SOURCE
▽
Mugabe must realise that he is now alone in his stubborn determination to
hold onto office. All his lieutenants have virtually abandoned him and
maintain an appearance of loyalty out fear.

  The machinery around Mugabe is now collapsing fast and leaking heavily.
Daily I receive tonnes of information about the goings on in government, in
ZANU PF, at State House and Munhumutapa Building from people close to Mugabe
seeking guidance from me as the legitimate leader of Zimbabwe whose victory
was denied through theft in March 2002.


The latest information to reach my desk came in the form of reports of
announcement by Mugabe to his close family members urging them to get ready
for life after his 23-year old dictatorship. And, that is soon. One of their
number even remarked that he has to start looking for a job overseas.

 Mugabe and his cronies need to know that the real Zimbabwean drama will
begin to unfold very soon when it becomes clear that we are headed for
another serious drought.

 Commercial agriculture has collapsed and nothing is happening in the former
commercial farms. The entire landscape has been reduced to wasteland, as the
new owners fight over farmhouses and farm equipment.

 Our goal is not only to end this era of tyranny, but also to begin
something completely new. We seek to raise the profile of ordinary
Zimbabweans by bringing about positive changes within our citizens through
the restoration of their values and dignity as human beings.
△
Data records
▽
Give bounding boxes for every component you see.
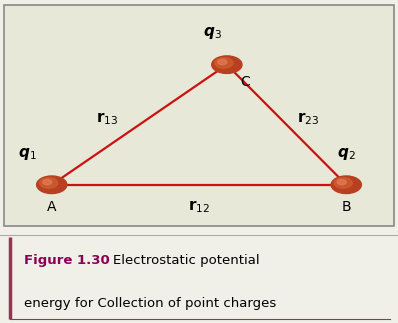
Text: $\boldsymbol{q}_3$: $\boldsymbol{q}_3$ — [203, 26, 222, 41]
Circle shape — [215, 57, 233, 68]
Text: A: A — [47, 200, 57, 214]
Circle shape — [337, 180, 346, 185]
Circle shape — [212, 56, 242, 73]
Text: C: C — [240, 75, 250, 89]
Text: $\mathbf{r}_{12}$: $\mathbf{r}_{12}$ — [188, 198, 210, 215]
Text: $\mathbf{r}_{23}$: $\mathbf{r}_{23}$ — [297, 110, 320, 127]
Text: $\boldsymbol{q}_1$: $\boldsymbol{q}_1$ — [18, 146, 37, 162]
Text: $\mathbf{r}_{13}$: $\mathbf{r}_{13}$ — [96, 110, 119, 127]
Text: energy for Collection of point charges: energy for Collection of point charges — [24, 297, 276, 310]
Text: $\boldsymbol{q}_2$: $\boldsymbol{q}_2$ — [337, 146, 356, 162]
Circle shape — [37, 176, 67, 193]
Circle shape — [40, 178, 58, 188]
Text: Electrostatic potential: Electrostatic potential — [113, 254, 260, 267]
Circle shape — [218, 59, 227, 65]
Circle shape — [43, 180, 52, 185]
Text: Figure 1.30: Figure 1.30 — [24, 254, 109, 267]
Text: B: B — [341, 200, 351, 214]
Circle shape — [331, 176, 361, 193]
Circle shape — [334, 178, 352, 188]
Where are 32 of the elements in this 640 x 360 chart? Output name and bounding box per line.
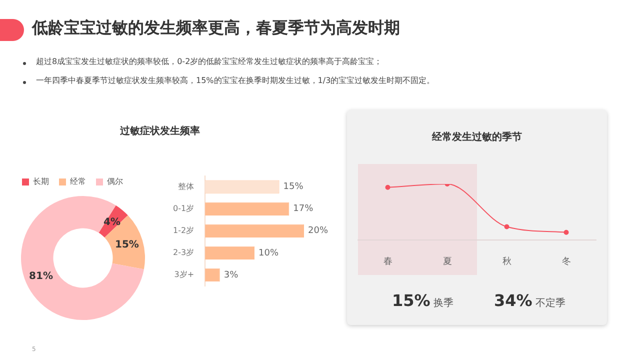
△
OBJECTIVES
**1)** In the passage about Mugabe, when was the writer's victory denied through theft?
**2)** What is the Spanish translation of this sentence from the passage about Mugabe: "Commercial agriculture has collapsed and nothing is happening in the former commercial farms."
**3)** Reproduce the passage about Mugabe from "The latest information" up to and including "another serious drought.".

ANSWERS GIVEN
**1)** March 2002

**2)** La agricultura comercial ha colapsado y no está sucediendo nada en las antiguas granjas comerciales.

**3)**
The latest information to reach my desk came in the form of reports of
announcement by Mugabe to his close family members urging them to get ready
for life after his 23-year old dictatorship. And, that is soon. One of their
number even remarked that he has to start looking for a job overseas.

 Mugabe and his cronies need to know that the real Zimbabwean drama will
begin to unfold very soon when it becomes clear that we are headed for
another serious drought.